══ Data for this task ══
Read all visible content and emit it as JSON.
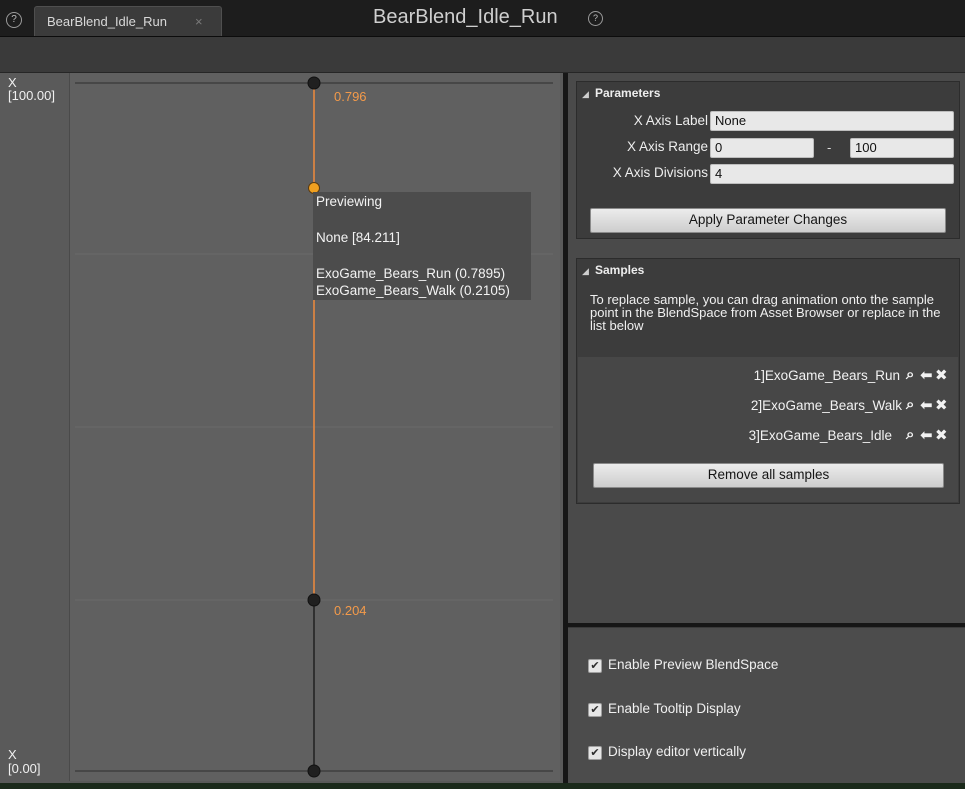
{
  "tab": {
    "help_icon": "?",
    "label": "BearBlend_Idle_Run",
    "close_icon": "×"
  },
  "title": {
    "text": "BearBlend_Idle_Run",
    "help_icon": "?"
  },
  "graph": {
    "axis_top_name": "X",
    "axis_top_value": "[100.00]",
    "axis_bottom_name": "X",
    "axis_bottom_value": "[0.00]",
    "sample_weight_top": "0.796",
    "sample_weight_bottom": "0.204",
    "line_color": "#f08a3c",
    "tooltip": {
      "title": "Previewing",
      "position": "None [84.211]",
      "entries": [
        "ExoGame_Bears_Run (0.7895)",
        "ExoGame_Bears_Walk (0.2105)"
      ]
    }
  },
  "parameters": {
    "header": "Parameters",
    "x_axis_label_label": "X Axis Label",
    "x_axis_label_value": "None",
    "x_axis_range_label": "X Axis Range",
    "x_axis_range_min": "0",
    "x_axis_range_sep": "-",
    "x_axis_range_max": "100",
    "x_axis_divisions_label": "X Axis Divisions",
    "x_axis_divisions_value": "4",
    "apply_button": "Apply Parameter Changes"
  },
  "samples": {
    "header": "Samples",
    "description": "To replace sample, you can drag animation onto the sample point in the BlendSpace from Asset Browser or replace in the list below",
    "items": [
      {
        "label": "1]ExoGame_Bears_Run"
      },
      {
        "label": "2]ExoGame_Bears_Walk"
      },
      {
        "label": "3]ExoGame_Bears_Idle"
      }
    ],
    "item_icons": {
      "browse": "⌕",
      "use": "⬅",
      "remove": "✖"
    },
    "remove_all_button": "Remove all samples"
  },
  "options": [
    {
      "label": "Enable Preview BlendSpace",
      "checked": true
    },
    {
      "label": "Enable Tooltip Display",
      "checked": true
    },
    {
      "label": "Display editor vertically",
      "checked": true
    }
  ]
}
═══
Your goal: Print out the whole of the material word for word, without pictures.

Solution to this exercise:
Read all visible content and emit it as JSON.
{
  "tab": {
    "help_icon": "?",
    "label": "BearBlend_Idle_Run",
    "close_icon": "×"
  },
  "title": {
    "text": "BearBlend_Idle_Run",
    "help_icon": "?"
  },
  "graph": {
    "axis_top_name": "X",
    "axis_top_value": "[100.00]",
    "axis_bottom_name": "X",
    "axis_bottom_value": "[0.00]",
    "sample_weight_top": "0.796",
    "sample_weight_bottom": "0.204",
    "line_color": "#f08a3c",
    "tooltip": {
      "title": "Previewing",
      "position": "None [84.211]",
      "entries": [
        "ExoGame_Bears_Run (0.7895)",
        "ExoGame_Bears_Walk (0.2105)"
      ]
    }
  },
  "parameters": {
    "header": "Parameters",
    "x_axis_label_label": "X Axis Label",
    "x_axis_label_value": "None",
    "x_axis_range_label": "X Axis Range",
    "x_axis_range_min": "0",
    "x_axis_range_sep": "-",
    "x_axis_range_max": "100",
    "x_axis_divisions_label": "X Axis Divisions",
    "x_axis_divisions_value": "4",
    "apply_button": "Apply Parameter Changes"
  },
  "samples": {
    "header": "Samples",
    "description": "To replace sample, you can drag animation onto the sample point in the BlendSpace from Asset Browser or replace in the list below",
    "items": [
      {
        "label": "1]ExoGame_Bears_Run"
      },
      {
        "label": "2]ExoGame_Bears_Walk"
      },
      {
        "label": "3]ExoGame_Bears_Idle"
      }
    ],
    "item_icons": {
      "browse": "⌕",
      "use": "⬅",
      "remove": "✖"
    },
    "remove_all_button": "Remove all samples"
  },
  "options": [
    {
      "label": "Enable Preview BlendSpace",
      "checked": true
    },
    {
      "label": "Enable Tooltip Display",
      "checked": true
    },
    {
      "label": "Display editor vertically",
      "checked": true
    }
  ]
}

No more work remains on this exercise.